Omit all images. Transcribe the rest of the material below exactly.

Data records:
- - -

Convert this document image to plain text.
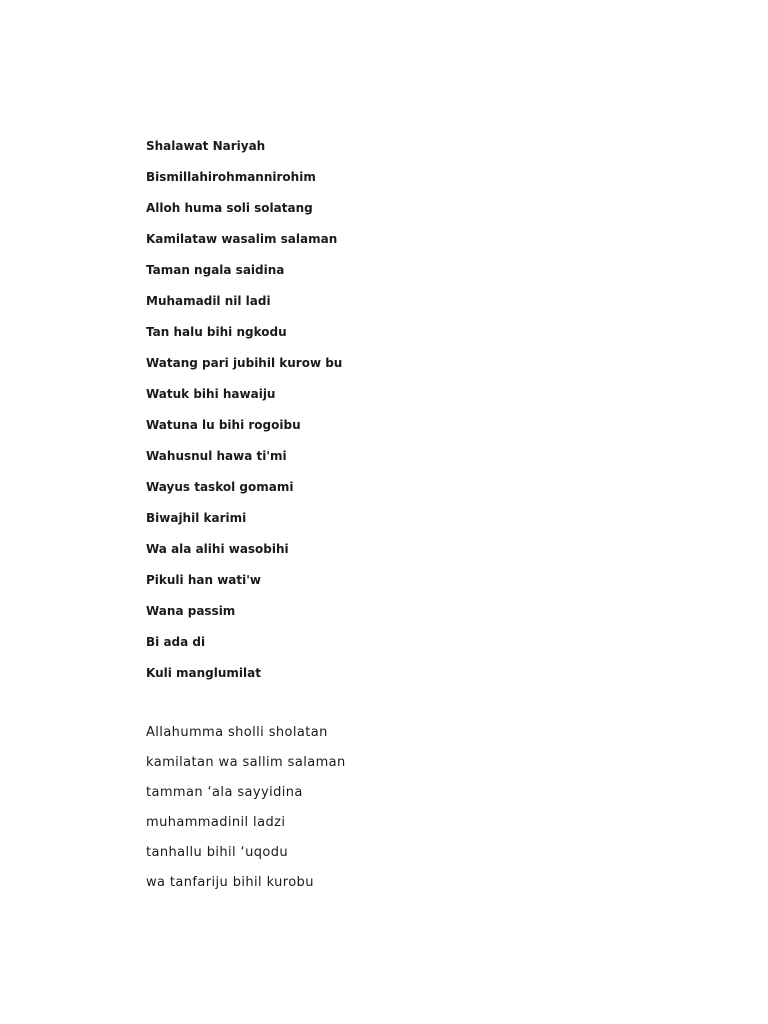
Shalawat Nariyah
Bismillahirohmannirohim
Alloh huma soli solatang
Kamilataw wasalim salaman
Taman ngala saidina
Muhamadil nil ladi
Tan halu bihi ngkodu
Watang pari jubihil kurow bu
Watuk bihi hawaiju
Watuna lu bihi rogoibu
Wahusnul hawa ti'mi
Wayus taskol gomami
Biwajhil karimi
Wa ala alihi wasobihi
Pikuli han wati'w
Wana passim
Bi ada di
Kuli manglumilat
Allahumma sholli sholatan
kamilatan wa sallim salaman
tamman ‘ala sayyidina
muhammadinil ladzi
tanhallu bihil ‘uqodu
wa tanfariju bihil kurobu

- - -

■ Response
Convert this document image to plain text.
Shalawat Nariyah
Bismillahirohmannirohim
Alloh huma soli solatang
Kamilataw wasalim salaman
Taman ngala saidina
Muhamadil nil ladi
Tan halu bihi ngkodu
Watang pari jubihil kurow bu
Watuk bihi hawaiju
Watuna lu bihi rogoibu
Wahusnul hawa ti'mi
Wayus taskol gomami
Biwajhil karimi
Wa ala alihi wasobihi
Pikuli han wati'w
Wana passim
Bi ada di
Kuli manglumilat
Allahumma sholli sholatan
kamilatan wa sallim salaman
tamman ‘ala sayyidina
muhammadinil ladzi
tanhallu bihil ‘uqodu
wa tanfariju bihil kurobu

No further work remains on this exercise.